Task brief — From the material below, extract every line from its very first line through the line containing "survey-icon — [125, 273, 150, 282]", and reproduce each one unchanged.
── Available records ──
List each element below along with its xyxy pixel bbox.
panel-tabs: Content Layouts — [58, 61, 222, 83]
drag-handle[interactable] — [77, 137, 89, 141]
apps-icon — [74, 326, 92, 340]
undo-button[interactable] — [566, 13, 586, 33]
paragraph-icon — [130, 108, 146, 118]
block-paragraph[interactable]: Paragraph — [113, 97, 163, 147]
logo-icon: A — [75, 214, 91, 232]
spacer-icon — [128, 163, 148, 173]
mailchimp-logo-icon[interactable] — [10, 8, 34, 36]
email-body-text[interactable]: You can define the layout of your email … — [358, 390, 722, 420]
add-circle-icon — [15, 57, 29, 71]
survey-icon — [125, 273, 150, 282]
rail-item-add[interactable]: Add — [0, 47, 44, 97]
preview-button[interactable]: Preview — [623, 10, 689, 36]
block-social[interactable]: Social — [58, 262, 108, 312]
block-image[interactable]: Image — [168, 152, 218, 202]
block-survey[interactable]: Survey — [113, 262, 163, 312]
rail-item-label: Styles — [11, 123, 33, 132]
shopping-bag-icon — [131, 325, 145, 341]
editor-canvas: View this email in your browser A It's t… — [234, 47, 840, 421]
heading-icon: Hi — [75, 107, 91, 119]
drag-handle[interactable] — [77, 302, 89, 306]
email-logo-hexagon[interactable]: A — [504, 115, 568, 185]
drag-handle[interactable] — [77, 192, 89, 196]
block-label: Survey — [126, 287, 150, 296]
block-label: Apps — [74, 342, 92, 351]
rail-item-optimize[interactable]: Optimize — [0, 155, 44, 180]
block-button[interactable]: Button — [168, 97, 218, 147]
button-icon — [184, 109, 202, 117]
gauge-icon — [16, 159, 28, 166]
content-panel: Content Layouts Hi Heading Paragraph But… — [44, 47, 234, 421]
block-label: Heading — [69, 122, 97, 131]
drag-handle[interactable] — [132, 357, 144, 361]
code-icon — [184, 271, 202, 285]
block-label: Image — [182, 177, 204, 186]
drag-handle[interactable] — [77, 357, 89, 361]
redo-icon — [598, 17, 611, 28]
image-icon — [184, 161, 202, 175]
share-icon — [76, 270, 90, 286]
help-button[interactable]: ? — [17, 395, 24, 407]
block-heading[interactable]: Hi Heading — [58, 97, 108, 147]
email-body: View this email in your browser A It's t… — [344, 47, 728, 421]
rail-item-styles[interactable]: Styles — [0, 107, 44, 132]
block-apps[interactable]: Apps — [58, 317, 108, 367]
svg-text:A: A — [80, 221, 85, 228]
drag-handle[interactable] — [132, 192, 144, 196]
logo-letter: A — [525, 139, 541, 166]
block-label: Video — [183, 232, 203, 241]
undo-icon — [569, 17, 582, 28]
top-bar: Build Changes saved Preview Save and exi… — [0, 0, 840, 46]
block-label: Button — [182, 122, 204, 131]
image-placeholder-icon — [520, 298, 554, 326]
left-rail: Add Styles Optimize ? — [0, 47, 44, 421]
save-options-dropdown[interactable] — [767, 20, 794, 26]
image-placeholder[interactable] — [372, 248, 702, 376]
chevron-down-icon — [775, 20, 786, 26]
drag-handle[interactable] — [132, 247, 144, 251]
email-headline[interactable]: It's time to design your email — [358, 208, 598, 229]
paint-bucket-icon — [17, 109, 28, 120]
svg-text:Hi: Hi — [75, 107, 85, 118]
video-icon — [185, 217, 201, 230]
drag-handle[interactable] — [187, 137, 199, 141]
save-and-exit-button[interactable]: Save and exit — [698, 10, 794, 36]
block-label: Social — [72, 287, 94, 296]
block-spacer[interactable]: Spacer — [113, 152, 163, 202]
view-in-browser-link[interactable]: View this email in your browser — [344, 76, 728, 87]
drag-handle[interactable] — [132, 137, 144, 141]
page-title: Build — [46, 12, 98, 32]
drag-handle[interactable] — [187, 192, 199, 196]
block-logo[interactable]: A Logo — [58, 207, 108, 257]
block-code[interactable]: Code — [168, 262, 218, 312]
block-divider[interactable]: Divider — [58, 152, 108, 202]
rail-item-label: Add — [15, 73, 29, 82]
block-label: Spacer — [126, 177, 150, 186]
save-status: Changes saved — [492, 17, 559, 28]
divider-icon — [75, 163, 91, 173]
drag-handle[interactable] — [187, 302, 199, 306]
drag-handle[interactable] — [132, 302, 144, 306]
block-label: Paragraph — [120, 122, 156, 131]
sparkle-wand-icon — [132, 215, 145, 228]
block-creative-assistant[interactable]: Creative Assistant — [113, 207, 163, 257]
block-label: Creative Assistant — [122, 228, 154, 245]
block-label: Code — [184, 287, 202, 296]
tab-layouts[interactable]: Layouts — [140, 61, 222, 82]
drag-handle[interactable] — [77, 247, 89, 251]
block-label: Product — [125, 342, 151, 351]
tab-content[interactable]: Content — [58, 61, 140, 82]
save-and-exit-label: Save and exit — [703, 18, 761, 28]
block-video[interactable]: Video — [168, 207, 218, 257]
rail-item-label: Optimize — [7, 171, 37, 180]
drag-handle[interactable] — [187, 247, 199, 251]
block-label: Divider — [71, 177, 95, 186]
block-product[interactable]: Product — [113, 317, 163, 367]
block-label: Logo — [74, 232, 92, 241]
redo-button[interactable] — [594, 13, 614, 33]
───
Answer to the problem —
List each element below along with its xyxy pixel bbox.
panel-tabs: Content Layouts — [58, 61, 222, 83]
drag-handle[interactable] — [77, 137, 89, 141]
apps-icon — [74, 326, 92, 340]
undo-button[interactable] — [566, 13, 586, 33]
paragraph-icon — [130, 108, 146, 118]
block-paragraph[interactable]: Paragraph — [113, 97, 163, 147]
logo-icon: A — [75, 214, 91, 232]
spacer-icon — [128, 163, 148, 173]
mailchimp-logo-icon[interactable] — [10, 8, 34, 36]
email-body-text[interactable]: You can define the layout of your email … — [358, 390, 722, 420]
add-circle-icon — [15, 57, 29, 71]
survey-icon — [125, 273, 150, 282]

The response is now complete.